[Dataset excerpt]
= = =

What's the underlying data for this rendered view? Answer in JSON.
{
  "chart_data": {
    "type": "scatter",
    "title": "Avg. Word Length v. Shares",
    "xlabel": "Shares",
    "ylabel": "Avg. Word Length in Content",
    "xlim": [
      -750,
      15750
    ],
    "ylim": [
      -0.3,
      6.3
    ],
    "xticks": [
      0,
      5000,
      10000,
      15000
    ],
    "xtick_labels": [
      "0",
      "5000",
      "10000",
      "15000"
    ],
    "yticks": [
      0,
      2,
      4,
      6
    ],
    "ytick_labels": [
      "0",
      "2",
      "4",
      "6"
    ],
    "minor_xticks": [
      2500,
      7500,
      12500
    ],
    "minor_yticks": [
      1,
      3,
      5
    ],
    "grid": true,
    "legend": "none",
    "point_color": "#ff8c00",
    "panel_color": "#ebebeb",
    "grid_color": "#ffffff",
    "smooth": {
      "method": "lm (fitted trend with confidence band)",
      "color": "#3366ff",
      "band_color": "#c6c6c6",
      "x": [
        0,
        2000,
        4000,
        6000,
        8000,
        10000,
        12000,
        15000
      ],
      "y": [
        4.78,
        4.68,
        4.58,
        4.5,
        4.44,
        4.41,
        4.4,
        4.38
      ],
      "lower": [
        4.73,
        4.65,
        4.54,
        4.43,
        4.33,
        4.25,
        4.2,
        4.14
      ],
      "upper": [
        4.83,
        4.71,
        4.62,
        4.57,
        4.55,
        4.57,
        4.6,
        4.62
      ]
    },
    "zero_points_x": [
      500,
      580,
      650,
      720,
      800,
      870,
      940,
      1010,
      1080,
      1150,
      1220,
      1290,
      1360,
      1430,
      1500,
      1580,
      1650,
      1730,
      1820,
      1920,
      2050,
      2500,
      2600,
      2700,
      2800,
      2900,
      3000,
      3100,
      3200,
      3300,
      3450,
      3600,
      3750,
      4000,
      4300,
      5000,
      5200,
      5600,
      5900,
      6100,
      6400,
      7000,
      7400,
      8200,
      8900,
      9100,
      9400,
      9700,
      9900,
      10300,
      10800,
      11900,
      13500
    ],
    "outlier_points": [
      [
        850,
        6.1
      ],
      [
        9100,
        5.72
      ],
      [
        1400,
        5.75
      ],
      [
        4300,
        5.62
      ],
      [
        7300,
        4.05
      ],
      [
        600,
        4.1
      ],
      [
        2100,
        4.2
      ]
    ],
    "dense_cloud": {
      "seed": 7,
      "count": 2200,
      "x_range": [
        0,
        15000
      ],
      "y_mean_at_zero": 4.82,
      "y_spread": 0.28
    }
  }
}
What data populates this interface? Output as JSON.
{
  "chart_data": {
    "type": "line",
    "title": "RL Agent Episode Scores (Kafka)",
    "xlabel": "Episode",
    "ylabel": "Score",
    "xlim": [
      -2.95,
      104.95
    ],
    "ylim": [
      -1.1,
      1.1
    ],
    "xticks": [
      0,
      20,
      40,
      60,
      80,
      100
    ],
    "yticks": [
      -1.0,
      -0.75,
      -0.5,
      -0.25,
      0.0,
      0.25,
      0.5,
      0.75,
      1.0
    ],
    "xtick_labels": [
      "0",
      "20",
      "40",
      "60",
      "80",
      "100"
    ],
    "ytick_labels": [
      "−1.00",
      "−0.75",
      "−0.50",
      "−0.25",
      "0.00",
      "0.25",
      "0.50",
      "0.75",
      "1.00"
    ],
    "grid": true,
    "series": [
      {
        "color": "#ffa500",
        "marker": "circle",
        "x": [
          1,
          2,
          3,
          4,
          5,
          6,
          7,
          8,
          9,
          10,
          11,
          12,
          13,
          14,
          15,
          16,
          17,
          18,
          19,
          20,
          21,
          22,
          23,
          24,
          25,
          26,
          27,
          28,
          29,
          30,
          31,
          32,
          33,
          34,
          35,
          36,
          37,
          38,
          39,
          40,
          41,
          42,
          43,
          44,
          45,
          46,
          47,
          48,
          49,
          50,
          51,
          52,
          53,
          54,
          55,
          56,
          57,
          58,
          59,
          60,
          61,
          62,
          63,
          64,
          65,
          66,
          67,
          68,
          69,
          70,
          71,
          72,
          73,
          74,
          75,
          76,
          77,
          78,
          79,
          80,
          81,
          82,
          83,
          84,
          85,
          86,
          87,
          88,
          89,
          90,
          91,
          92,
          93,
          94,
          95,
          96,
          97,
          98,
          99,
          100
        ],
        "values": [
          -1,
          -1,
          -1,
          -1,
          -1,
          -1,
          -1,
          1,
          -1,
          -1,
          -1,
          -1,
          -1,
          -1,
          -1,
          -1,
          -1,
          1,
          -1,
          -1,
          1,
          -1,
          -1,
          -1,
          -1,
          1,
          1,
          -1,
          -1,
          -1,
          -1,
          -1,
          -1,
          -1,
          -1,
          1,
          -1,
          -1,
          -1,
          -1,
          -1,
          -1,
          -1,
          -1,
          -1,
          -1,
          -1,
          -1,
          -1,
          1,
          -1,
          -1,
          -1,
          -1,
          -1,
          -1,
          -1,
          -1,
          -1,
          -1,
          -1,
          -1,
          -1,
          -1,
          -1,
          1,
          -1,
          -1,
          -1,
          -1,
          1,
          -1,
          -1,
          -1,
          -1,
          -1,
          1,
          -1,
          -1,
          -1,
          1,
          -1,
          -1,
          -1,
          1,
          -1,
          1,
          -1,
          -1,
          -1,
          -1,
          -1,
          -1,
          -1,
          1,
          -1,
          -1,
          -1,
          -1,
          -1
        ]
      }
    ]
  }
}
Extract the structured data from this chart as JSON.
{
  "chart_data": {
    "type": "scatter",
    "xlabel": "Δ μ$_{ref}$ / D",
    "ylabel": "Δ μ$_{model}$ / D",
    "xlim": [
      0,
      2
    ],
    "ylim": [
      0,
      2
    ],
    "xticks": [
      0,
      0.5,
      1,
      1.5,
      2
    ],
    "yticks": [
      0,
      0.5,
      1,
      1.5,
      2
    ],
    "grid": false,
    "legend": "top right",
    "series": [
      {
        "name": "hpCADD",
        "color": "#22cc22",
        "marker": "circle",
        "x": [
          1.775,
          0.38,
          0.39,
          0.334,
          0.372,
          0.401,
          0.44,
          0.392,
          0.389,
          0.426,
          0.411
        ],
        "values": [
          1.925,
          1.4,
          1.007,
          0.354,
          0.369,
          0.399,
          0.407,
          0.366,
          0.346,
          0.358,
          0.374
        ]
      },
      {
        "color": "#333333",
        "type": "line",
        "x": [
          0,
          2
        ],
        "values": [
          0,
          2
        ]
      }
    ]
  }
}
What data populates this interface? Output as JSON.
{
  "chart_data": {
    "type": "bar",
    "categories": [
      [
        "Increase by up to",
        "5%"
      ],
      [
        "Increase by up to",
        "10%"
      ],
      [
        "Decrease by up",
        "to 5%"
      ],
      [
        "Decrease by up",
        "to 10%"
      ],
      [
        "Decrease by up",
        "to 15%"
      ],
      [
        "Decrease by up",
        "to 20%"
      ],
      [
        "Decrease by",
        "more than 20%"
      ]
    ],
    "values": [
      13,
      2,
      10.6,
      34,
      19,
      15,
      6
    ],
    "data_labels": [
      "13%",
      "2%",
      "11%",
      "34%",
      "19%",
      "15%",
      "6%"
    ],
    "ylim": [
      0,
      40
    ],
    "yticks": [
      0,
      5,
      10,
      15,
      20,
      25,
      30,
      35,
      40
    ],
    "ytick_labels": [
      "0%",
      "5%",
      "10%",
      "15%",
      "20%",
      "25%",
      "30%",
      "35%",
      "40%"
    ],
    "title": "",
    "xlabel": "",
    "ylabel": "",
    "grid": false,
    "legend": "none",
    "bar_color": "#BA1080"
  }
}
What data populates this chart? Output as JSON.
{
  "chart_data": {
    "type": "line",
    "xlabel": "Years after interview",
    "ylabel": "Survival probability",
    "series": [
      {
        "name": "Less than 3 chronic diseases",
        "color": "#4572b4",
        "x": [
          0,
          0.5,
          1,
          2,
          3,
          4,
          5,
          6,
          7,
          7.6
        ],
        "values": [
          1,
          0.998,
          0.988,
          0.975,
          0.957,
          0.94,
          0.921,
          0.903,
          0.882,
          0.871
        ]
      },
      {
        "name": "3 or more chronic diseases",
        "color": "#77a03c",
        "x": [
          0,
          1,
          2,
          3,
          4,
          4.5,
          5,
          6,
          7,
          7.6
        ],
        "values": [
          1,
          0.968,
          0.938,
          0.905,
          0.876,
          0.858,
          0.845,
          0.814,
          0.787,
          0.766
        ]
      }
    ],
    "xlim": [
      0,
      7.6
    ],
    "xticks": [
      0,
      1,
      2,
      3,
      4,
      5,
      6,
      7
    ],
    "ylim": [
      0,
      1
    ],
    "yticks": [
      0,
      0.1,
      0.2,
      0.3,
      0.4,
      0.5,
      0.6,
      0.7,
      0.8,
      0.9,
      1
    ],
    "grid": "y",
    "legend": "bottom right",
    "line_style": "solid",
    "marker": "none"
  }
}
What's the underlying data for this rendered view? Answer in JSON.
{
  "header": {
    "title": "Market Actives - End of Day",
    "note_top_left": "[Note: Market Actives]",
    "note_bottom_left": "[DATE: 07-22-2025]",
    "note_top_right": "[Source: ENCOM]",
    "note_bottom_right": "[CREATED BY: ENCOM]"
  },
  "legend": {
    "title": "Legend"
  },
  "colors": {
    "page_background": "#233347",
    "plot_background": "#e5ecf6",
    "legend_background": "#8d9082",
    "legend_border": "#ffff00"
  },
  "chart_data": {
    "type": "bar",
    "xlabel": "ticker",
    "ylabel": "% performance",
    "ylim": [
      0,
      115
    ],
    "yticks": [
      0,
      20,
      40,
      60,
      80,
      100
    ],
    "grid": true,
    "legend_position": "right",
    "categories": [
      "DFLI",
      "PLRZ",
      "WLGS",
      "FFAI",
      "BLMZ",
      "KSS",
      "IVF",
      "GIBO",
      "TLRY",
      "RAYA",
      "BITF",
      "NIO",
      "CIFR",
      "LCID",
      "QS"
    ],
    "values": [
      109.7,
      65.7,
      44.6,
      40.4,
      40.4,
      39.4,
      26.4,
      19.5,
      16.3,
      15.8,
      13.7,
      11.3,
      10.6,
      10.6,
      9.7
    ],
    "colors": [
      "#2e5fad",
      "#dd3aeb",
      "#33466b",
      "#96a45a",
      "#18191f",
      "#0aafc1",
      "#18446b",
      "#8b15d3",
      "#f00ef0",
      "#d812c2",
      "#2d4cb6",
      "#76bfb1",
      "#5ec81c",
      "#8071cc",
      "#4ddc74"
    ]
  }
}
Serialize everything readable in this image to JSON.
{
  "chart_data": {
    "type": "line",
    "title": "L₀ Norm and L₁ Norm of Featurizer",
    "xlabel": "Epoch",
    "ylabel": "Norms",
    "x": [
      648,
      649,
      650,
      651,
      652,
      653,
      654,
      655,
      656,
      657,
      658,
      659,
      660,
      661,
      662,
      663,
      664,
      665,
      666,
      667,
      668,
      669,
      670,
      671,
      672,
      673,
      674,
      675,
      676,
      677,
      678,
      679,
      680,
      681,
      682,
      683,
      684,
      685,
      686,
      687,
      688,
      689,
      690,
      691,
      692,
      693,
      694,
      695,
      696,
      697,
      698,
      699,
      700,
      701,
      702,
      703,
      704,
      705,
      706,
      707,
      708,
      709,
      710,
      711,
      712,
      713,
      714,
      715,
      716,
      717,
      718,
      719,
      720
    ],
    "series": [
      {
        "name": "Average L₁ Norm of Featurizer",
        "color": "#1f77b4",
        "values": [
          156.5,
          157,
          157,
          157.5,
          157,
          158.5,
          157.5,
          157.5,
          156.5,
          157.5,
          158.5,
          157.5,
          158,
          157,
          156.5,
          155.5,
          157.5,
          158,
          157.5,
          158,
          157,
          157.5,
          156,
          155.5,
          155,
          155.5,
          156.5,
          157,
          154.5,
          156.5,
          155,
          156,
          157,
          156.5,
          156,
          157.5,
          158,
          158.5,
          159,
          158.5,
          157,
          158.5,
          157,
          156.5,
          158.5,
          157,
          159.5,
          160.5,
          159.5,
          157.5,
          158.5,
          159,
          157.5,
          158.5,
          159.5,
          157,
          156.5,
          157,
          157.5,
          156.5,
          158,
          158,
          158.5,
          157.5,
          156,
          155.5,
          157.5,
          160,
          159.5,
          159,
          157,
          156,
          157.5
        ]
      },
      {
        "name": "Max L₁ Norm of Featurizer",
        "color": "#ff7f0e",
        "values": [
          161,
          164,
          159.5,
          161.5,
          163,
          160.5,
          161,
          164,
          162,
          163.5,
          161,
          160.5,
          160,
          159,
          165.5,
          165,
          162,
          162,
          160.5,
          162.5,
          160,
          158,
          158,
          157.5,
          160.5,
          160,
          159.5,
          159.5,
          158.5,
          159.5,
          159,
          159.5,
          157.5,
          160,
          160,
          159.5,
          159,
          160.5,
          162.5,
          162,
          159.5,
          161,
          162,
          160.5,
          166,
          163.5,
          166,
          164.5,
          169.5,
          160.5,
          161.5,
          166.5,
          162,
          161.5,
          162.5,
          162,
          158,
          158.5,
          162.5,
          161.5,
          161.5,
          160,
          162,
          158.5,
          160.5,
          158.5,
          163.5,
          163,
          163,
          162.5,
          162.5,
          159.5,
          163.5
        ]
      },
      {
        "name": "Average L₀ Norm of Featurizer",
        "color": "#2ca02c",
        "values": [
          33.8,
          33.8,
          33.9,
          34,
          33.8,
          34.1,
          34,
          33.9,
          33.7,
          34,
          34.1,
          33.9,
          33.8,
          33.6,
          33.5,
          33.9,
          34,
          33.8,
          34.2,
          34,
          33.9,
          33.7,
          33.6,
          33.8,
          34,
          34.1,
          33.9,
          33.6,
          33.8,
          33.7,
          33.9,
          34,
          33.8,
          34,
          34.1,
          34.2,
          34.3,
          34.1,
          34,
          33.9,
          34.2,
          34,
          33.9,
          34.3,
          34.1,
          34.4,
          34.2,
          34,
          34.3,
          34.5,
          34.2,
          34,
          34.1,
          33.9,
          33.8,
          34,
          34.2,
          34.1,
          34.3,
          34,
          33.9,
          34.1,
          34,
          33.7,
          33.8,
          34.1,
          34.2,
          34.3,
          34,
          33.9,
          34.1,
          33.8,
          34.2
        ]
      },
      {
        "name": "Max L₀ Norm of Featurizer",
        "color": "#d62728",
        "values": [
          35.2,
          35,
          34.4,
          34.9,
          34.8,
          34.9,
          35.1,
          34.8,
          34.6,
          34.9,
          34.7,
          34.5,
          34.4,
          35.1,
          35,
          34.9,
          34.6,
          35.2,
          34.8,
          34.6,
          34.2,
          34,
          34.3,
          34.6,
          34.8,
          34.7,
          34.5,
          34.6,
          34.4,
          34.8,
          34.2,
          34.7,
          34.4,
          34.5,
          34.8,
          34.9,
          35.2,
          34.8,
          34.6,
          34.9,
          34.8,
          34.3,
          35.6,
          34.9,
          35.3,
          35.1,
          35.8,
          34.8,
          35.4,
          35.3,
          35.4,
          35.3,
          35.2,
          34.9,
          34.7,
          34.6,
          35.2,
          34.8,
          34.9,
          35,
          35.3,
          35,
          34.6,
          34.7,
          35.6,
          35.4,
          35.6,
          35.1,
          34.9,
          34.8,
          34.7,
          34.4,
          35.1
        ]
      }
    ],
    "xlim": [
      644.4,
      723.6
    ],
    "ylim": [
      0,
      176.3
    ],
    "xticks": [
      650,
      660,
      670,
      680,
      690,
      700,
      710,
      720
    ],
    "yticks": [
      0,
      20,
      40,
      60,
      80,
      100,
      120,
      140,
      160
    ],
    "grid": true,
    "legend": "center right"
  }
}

= = =

STATED GOAL: Reply with nothing but a number: how many lines of the entries above contain the string "Word"?

TASK SOLUTION: 2